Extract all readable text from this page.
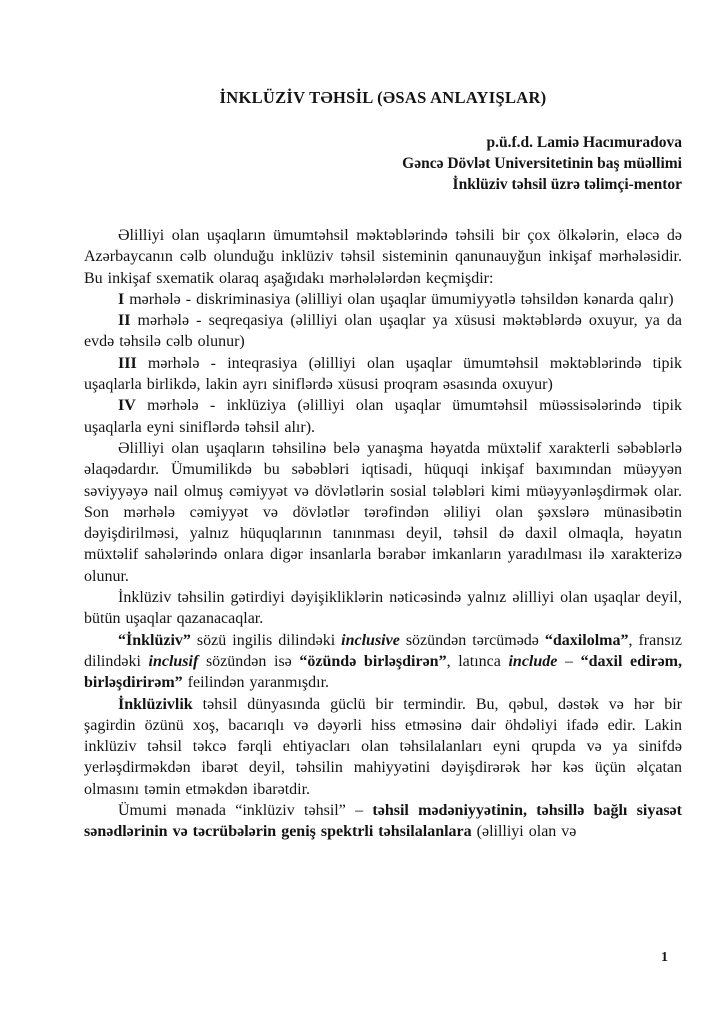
İNKLÜZİV TƏHSİL (ƏSAS ANLAYIŞLAR)
p.ü.f.d. Lamiə Hacımuradova
Gəncə Dövlət Universitetinin baş müəllimi
İnklüziv təhsil üzrə təlimçi-mentor

Əlilliyi olan uşaqların ümumtəhsil məktəblərində təhsili bir çox ölkələrin, eləcə də Azərbaycanın cəlb olunduğu inklüziv təhsil sisteminin qanunauyğun inkişaf mərhələsidir. Bu inkişaf sxematik olaraq aşağıdakı mərhələlərdən keçmişdir:

I mərhələ - diskriminasiya (əlilliyi olan uşaqlar ümumiyyətlə təhsildən kənarda qalır)

II mərhələ - seqreqasiya (əlilliyi olan uşaqlar ya xüsusi məktəblərdə oxuyur, ya da evdə təhsilə cəlb olunur)

III mərhələ - inteqrasiya (əlilliyi olan uşaqlar ümumtəhsil məktəblərində tipik uşaqlarla birlikdə, lakin ayrı siniflərdə xüsusi proqram əsasında oxuyur)

IV mərhələ - inklüziya (əlilliyi olan uşaqlar ümumtəhsil müəssisələrində tipik uşaqlarla eyni siniflərdə təhsil alır).

Əlilliyi olan uşaqların təhsilinə belə yanaşma həyatda müxtəlif xarakterli səbəblərlə əlaqədardır. Ümumilikdə bu səbəbləri iqtisadi, hüquqi inkişaf baxımından müəyyən səviyyəyə nail olmuş cəmiyyət və dövlətlərin sosial tələbləri kimi müəyyənləşdirmək olar. Son mərhələ cəmiyyət və dövlətlər tərəfindən əliliyi olan şəxslərə münasibətin dəyişdirilməsi, yalnız hüquqlarının tanınması deyil, təhsil də daxil olmaqla, həyatın müxtəlif sahələrində onlara digər insanlarla bərabər imkanların yaradılması ilə xarakterizə olunur.

İnklüziv təhsilin gətirdiyi dəyişikliklərin nəticəsində yalnız əlilliyi olan uşaqlar deyil, bütün uşaqlar qazanacaqlar.

“İnklüziv” sözü ingilis dilindəki inclusive sözündən tərcümədə “daxilolma”, fransız dilindəki inclusif sözündən isə “özündə birləşdirən”, latınca include – “daxil edirəm, birləşdirirəm” feilindən yaranmışdır.

İnklüzivlik təhsil dünyasında güclü bir termindir. Bu, qəbul, dəstək və hər bir şagirdin özünü xoş, bacarıqlı və dəyərli hiss etməsinə dair öhdəliyi ifadə edir. Lakin inklüziv təhsil təkcə fərqli ehtiyacları olan təhsilalanları eyni qrupda və ya sinifdə yerləşdirməkdən ibarət deyil, təhsilin mahiyyətini dəyişdirərək hər kəs üçün əlçatan olmasını təmin etməkdən ibarətdir.

Ümumi mənada “inklüziv təhsil” – təhsil mədəniyyətinin, təhsillə bağlı siyasət sənədlərinin və təcrübələrin geniş spektrli təhsilalanlara (əlilliyi olan və

1
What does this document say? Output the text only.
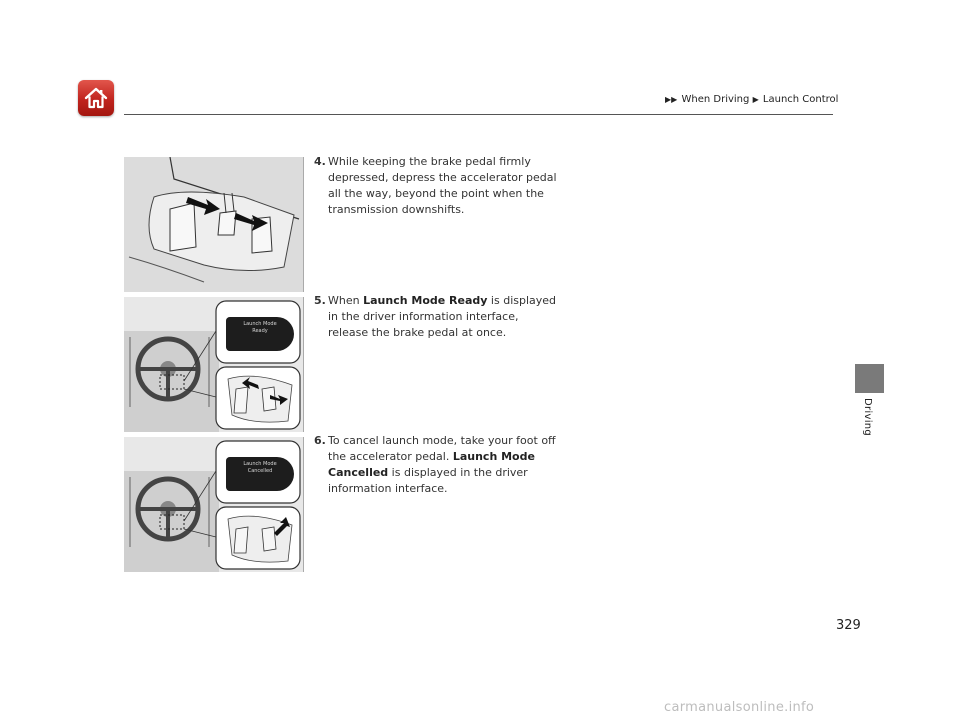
▶▶ When Driving ▶ Launch Control
Driving
Launch Mode
Ready
Launch Mode
Cancelled
4. While keeping the brake pedal firmly depressed, depress the accelerator pedal all the way, beyond the point when the transmission downshifts.
5. When Launch Mode Ready is displayed in the driver information interface, release the brake pedal at once.
6. To cancel launch mode, take your foot off the accelerator pedal. Launch Mode Cancelled is displayed in the driver information interface.
329
carmanualsonline.info
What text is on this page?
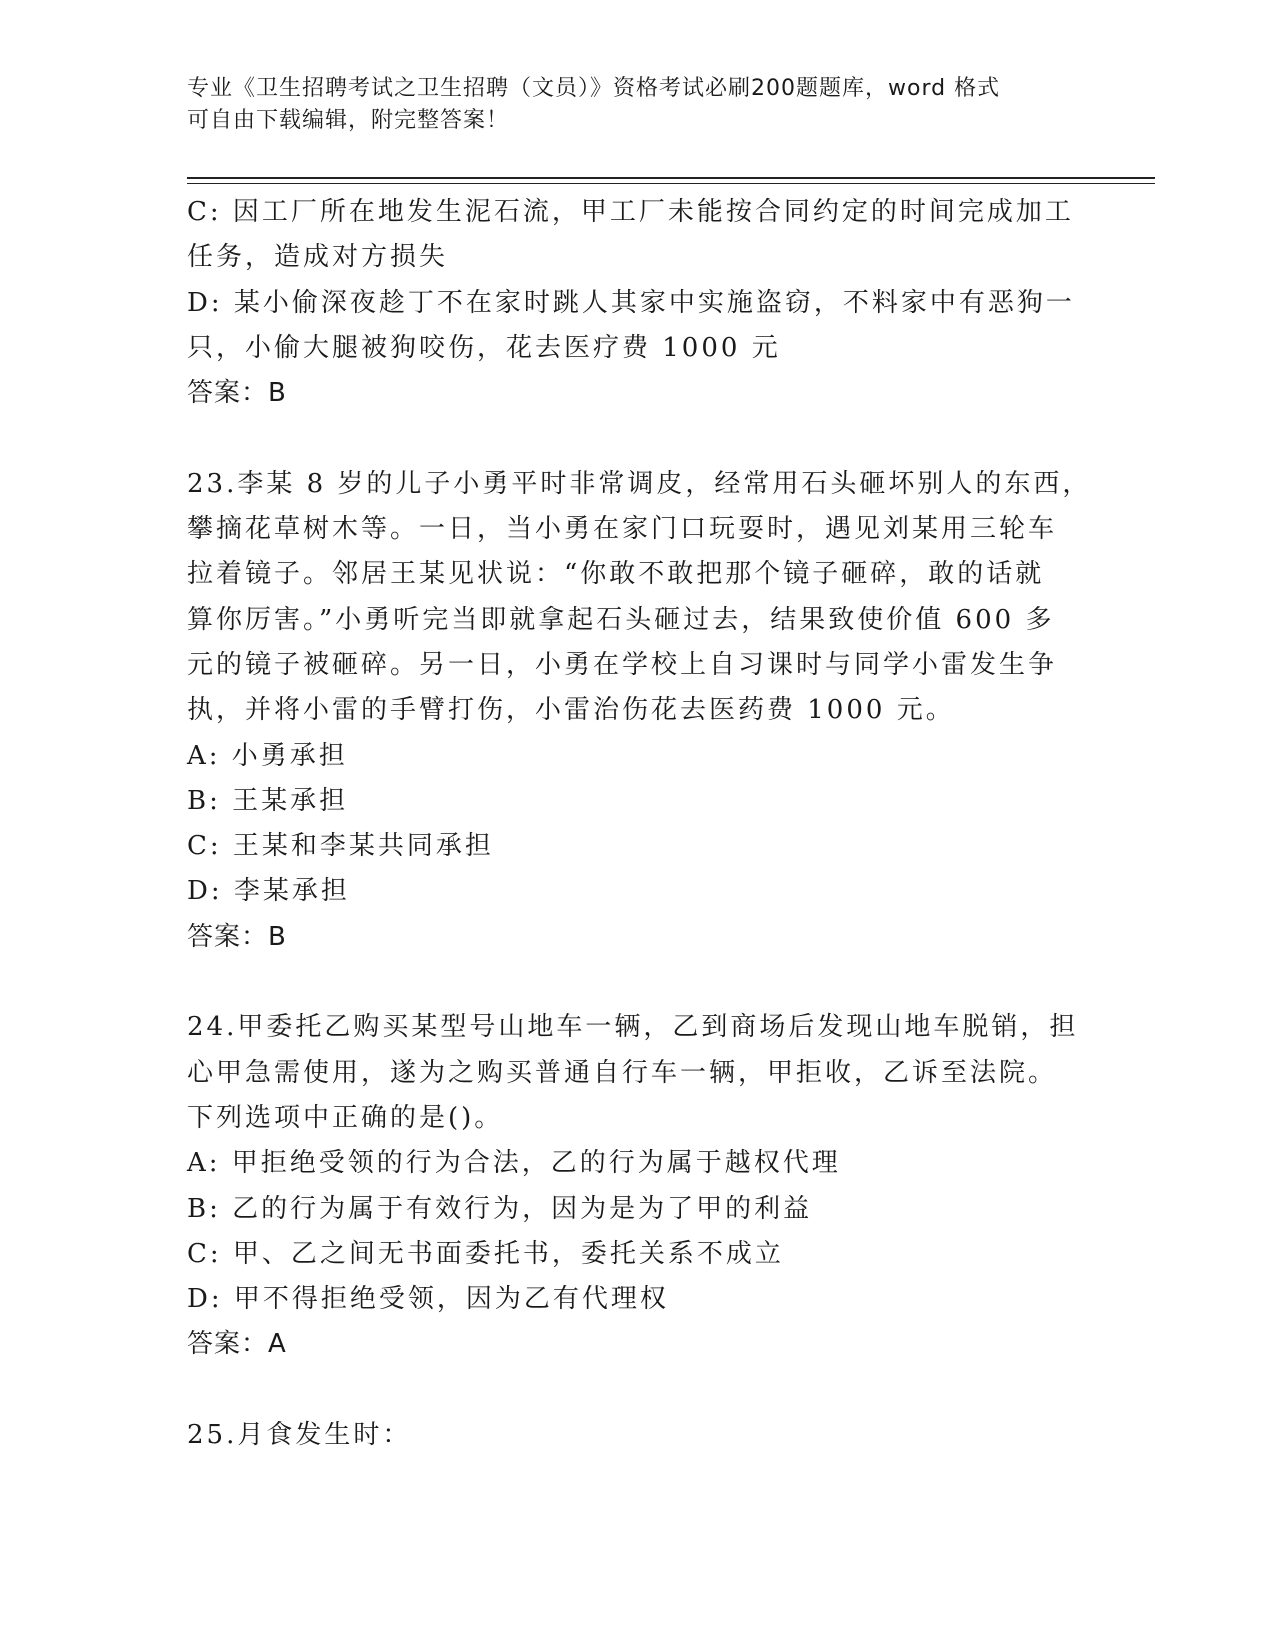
专业《卫生招聘考试之卫生招聘（文员）》资格考试必刷200题题库，word 格式
可自由下载编辑，附完整答案！
C: 因工厂所在地发生泥石流，甲工厂未能按合同约定的时间完成加工
任务，造成对方损失
D: 某小偷深夜趁丁不在家时跳人其家中实施盗窃，不料家中有恶狗一
只，小偷大腿被狗咬伤，花去医疗费 1000 元
答案：B
23.李某 8 岁的儿子小勇平时非常调皮，经常用石头砸坏别人的东西，
攀摘花草树木等。一日，当小勇在家门口玩耍时，遇见刘某用三轮车
拉着镜子。邻居王某见状说：“你敢不敢把那个镜子砸碎，敢的话就
算你厉害。”小勇听完当即就拿起石头砸过去，结果致使价值 600 多
元的镜子被砸碎。另一日，小勇在学校上自习课时与同学小雷发生争
执，并将小雷的手臂打伤，小雷治伤花去医药费 1000 元。
A: 小勇承担
B: 王某承担
C: 王某和李某共同承担
D: 李某承担
答案：B
24.甲委托乙购买某型号山地车一辆，乙到商场后发现山地车脱销，担
心甲急需使用，遂为之购买普通自行车一辆，甲拒收，乙诉至法院。
下列选项中正确的是()。
A: 甲拒绝受领的行为合法，乙的行为属于越权代理
B: 乙的行为属于有效行为，因为是为了甲的利益
C: 甲、乙之间无书面委托书，委托关系不成立
D: 甲不得拒绝受领，因为乙有代理权
答案：A
25.月食发生时：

(TASK BRIEF):
Copy each line exactly, and leave the pictures out of your copy.

(RESPONSE):
Extract all readable text from this page.
İNKLÜZİV TƏHSİL (ƏSAS ANLAYIŞLAR)
p.ü.f.d. Lamiə Hacımuradova
Gəncə Dövlət Universitetinin baş müəllimi
İnklüziv təhsil üzrə təlimçi-mentor

Əlilliyi olan uşaqların ümumtəhsil məktəblərində təhsili bir çox ölkələrin, eləcə də Azərbaycanın cəlb olunduğu inklüziv təhsil sisteminin qanunauyğun inkişaf mərhələsidir. Bu inkişaf sxematik olaraq aşağıdakı mərhələlərdən keçmişdir:

I mərhələ - diskriminasiya (əlilliyi olan uşaqlar ümumiyyətlə təhsildən kənarda qalır)

II mərhələ - seqreqasiya (əlilliyi olan uşaqlar ya xüsusi məktəblərdə oxuyur, ya da evdə təhsilə cəlb olunur)

III mərhələ - inteqrasiya (əlilliyi olan uşaqlar ümumtəhsil məktəblərində tipik uşaqlarla birlikdə, lakin ayrı siniflərdə xüsusi proqram əsasında oxuyur)

IV mərhələ - inklüziya (əlilliyi olan uşaqlar ümumtəhsil müəssisələrində tipik uşaqlarla eyni siniflərdə təhsil alır).

Əlilliyi olan uşaqların təhsilinə belə yanaşma həyatda müxtəlif xarakterli səbəblərlə əlaqədardır. Ümumilikdə bu səbəbləri iqtisadi, hüquqi inkişaf baxımından müəyyən səviyyəyə nail olmuş cəmiyyət və dövlətlərin sosial tələbləri kimi müəyyənləşdirmək olar. Son mərhələ cəmiyyət və dövlətlər tərəfindən əliliyi olan şəxslərə münasibətin dəyişdirilməsi, yalnız hüquqlarının tanınması deyil, təhsil də daxil olmaqla, həyatın müxtəlif sahələrində onlara digər insanlarla bərabər imkanların yaradılması ilə xarakterizə olunur.

İnklüziv təhsilin gətirdiyi dəyişikliklərin nəticəsində yalnız əlilliyi olan uşaqlar deyil, bütün uşaqlar qazanacaqlar.

“İnklüziv” sözü ingilis dilindəki inclusive sözündən tərcümədə “daxilolma”, fransız dilindəki inclusif sözündən isə “özündə birləşdirən”, latınca include – “daxil edirəm, birləşdirirəm” feilindən yaranmışdır.

İnklüzivlik təhsil dünyasında güclü bir termindir. Bu, qəbul, dəstək və hər bir şagirdin özünü xoş, bacarıqlı və dəyərli hiss etməsinə dair öhdəliyi ifadə edir. Lakin inklüziv təhsil təkcə fərqli ehtiyacları olan təhsilalanları eyni qrupda və ya sinifdə yerləşdirməkdən ibarət deyil, təhsilin mahiyyətini dəyişdirərək hər kəs üçün əlçatan olmasını təmin etməkdən ibarətdir.

Ümumi mənada “inklüziv təhsil” – təhsil mədəniyyətinin, təhsillə bağlı siyasət sənədlərinin və təcrübələrin geniş spektrli təhsilalanlara (əlilliyi olan və

1
What does this document say? Output the text only.
▶▶ When Driving ▶ Launch Control
Driving
Launch Mode
Ready
Launch Mode
Cancelled
4. While keeping the brake pedal firmly depressed, depress the accelerator pedal all the way, beyond the point when the transmission downshifts.
5. When Launch Mode Ready is displayed in the driver information interface, release the brake pedal at once.
6. To cancel launch mode, take your foot off the accelerator pedal. Launch Mode Cancelled is displayed in the driver information interface.
329
carmanualsonline.info
What text is on this page?
专业《卫生招聘考试之卫生招聘（文员）》资格考试必刷200题题库，word 格式
可自由下载编辑，附完整答案！
C: 因工厂所在地发生泥石流，甲工厂未能按合同约定的时间完成加工
任务，造成对方损失
D: 某小偷深夜趁丁不在家时跳人其家中实施盗窃，不料家中有恶狗一
只，小偷大腿被狗咬伤，花去医疗费 1000 元
答案：B
23.李某 8 岁的儿子小勇平时非常调皮，经常用石头砸坏别人的东西，
攀摘花草树木等。一日，当小勇在家门口玩耍时，遇见刘某用三轮车
拉着镜子。邻居王某见状说：“你敢不敢把那个镜子砸碎，敢的话就
算你厉害。”小勇听完当即就拿起石头砸过去，结果致使价值 600 多
元的镜子被砸碎。另一日，小勇在学校上自习课时与同学小雷发生争
执，并将小雷的手臂打伤，小雷治伤花去医药费 1000 元。
A: 小勇承担
B: 王某承担
C: 王某和李某共同承担
D: 李某承担
答案：B
24.甲委托乙购买某型号山地车一辆，乙到商场后发现山地车脱销，担
心甲急需使用，遂为之购买普通自行车一辆，甲拒收，乙诉至法院。
下列选项中正确的是()。
A: 甲拒绝受领的行为合法，乙的行为属于越权代理
B: 乙的行为属于有效行为，因为是为了甲的利益
C: 甲、乙之间无书面委托书，委托关系不成立
D: 甲不得拒绝受领，因为乙有代理权
答案：A
25.月食发生时：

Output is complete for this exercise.